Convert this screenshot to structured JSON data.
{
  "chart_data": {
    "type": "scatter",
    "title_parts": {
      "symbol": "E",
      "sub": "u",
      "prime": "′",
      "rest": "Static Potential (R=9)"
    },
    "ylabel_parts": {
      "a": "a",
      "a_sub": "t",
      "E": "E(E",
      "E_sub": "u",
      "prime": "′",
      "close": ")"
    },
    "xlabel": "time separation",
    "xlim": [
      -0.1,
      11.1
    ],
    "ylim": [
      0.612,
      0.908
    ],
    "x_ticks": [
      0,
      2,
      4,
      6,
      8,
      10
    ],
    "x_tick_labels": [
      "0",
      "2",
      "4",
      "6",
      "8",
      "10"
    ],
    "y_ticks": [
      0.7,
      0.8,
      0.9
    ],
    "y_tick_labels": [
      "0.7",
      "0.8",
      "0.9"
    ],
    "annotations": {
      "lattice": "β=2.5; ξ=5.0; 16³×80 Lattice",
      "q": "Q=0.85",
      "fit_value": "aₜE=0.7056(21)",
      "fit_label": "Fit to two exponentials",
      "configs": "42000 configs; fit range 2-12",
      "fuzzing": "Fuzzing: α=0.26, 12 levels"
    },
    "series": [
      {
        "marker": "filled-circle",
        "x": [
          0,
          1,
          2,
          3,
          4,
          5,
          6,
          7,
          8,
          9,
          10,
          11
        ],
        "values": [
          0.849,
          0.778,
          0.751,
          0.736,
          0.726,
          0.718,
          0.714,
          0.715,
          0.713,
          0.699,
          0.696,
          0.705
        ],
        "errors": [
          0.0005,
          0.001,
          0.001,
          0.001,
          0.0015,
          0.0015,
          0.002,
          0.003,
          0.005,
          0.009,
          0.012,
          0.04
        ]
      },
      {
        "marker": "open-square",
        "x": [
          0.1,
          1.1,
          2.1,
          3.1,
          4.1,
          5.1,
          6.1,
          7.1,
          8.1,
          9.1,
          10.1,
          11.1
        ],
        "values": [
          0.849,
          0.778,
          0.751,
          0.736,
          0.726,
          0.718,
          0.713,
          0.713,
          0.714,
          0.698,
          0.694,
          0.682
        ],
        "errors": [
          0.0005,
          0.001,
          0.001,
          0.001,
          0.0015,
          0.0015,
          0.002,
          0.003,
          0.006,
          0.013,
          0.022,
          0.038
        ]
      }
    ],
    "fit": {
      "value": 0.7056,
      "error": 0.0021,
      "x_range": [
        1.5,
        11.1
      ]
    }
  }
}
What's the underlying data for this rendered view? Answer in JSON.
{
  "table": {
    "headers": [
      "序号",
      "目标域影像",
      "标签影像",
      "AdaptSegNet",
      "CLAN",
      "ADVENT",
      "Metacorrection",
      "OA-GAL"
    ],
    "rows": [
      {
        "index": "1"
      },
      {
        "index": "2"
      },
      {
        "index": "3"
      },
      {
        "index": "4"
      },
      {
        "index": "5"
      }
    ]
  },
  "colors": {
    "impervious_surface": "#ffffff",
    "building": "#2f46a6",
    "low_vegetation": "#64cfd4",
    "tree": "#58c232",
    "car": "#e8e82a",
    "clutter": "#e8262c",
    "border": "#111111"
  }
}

WHAT NEEDS TO BE DONE -> Your task is to retype all of the records exactly.

EXERCISE RESULT ->
Convert this screenshot to structured JSON data.
{
  "chart_data": {
    "type": "scatter",
    "title_parts": {
      "symbol": "E",
      "sub": "u",
      "prime": "′",
      "rest": "Static Potential (R=9)"
    },
    "ylabel_parts": {
      "a": "a",
      "a_sub": "t",
      "E": "E(E",
      "E_sub": "u",
      "prime": "′",
      "close": ")"
    },
    "xlabel": "time separation",
    "xlim": [
      -0.1,
      11.1
    ],
    "ylim": [
      0.612,
      0.908
    ],
    "x_ticks": [
      0,
      2,
      4,
      6,
      8,
      10
    ],
    "x_tick_labels": [
      "0",
      "2",
      "4",
      "6",
      "8",
      "10"
    ],
    "y_ticks": [
      0.7,
      0.8,
      0.9
    ],
    "y_tick_labels": [
      "0.7",
      "0.8",
      "0.9"
    ],
    "annotations": {
      "lattice": "β=2.5; ξ=5.0; 16³×80 Lattice",
      "q": "Q=0.85",
      "fit_value": "aₜE=0.7056(21)",
      "fit_label": "Fit to two exponentials",
      "configs": "42000 configs; fit range 2-12",
      "fuzzing": "Fuzzing: α=0.26, 12 levels"
    },
    "series": [
      {
        "marker": "filled-circle",
        "x": [
          0,
          1,
          2,
          3,
          4,
          5,
          6,
          7,
          8,
          9,
          10,
          11
        ],
        "values": [
          0.849,
          0.778,
          0.751,
          0.736,
          0.726,
          0.718,
          0.714,
          0.715,
          0.713,
          0.699,
          0.696,
          0.705
        ],
        "errors": [
          0.0005,
          0.001,
          0.001,
          0.001,
          0.0015,
          0.0015,
          0.002,
          0.003,
          0.005,
          0.009,
          0.012,
          0.04
        ]
      },
      {
        "marker": "open-square",
        "x": [
          0.1,
          1.1,
          2.1,
          3.1,
          4.1,
          5.1,
          6.1,
          7.1,
          8.1,
          9.1,
          10.1,
          11.1
        ],
        "values": [
          0.849,
          0.778,
          0.751,
          0.736,
          0.726,
          0.718,
          0.713,
          0.713,
          0.714,
          0.698,
          0.694,
          0.682
        ],
        "errors": [
          0.0005,
          0.001,
          0.001,
          0.001,
          0.0015,
          0.0015,
          0.002,
          0.003,
          0.006,
          0.013,
          0.022,
          0.038
        ]
      }
    ],
    "fit": {
      "value": 0.7056,
      "error": 0.0021,
      "x_range": [
        1.5,
        11.1
      ]
    }
  }
}
What's the underlying data for this rendered view? Answer in JSON.
{
  "table": {
    "headers": [
      "序号",
      "目标域影像",
      "标签影像",
      "AdaptSegNet",
      "CLAN",
      "ADVENT",
      "Metacorrection",
      "OA-GAL"
    ],
    "rows": [
      {
        "index": "1"
      },
      {
        "index": "2"
      },
      {
        "index": "3"
      },
      {
        "index": "4"
      },
      {
        "index": "5"
      }
    ]
  },
  "colors": {
    "impervious_surface": "#ffffff",
    "building": "#2f46a6",
    "low_vegetation": "#64cfd4",
    "tree": "#58c232",
    "car": "#e8e82a",
    "clutter": "#e8262c",
    "border": "#111111"
  }
}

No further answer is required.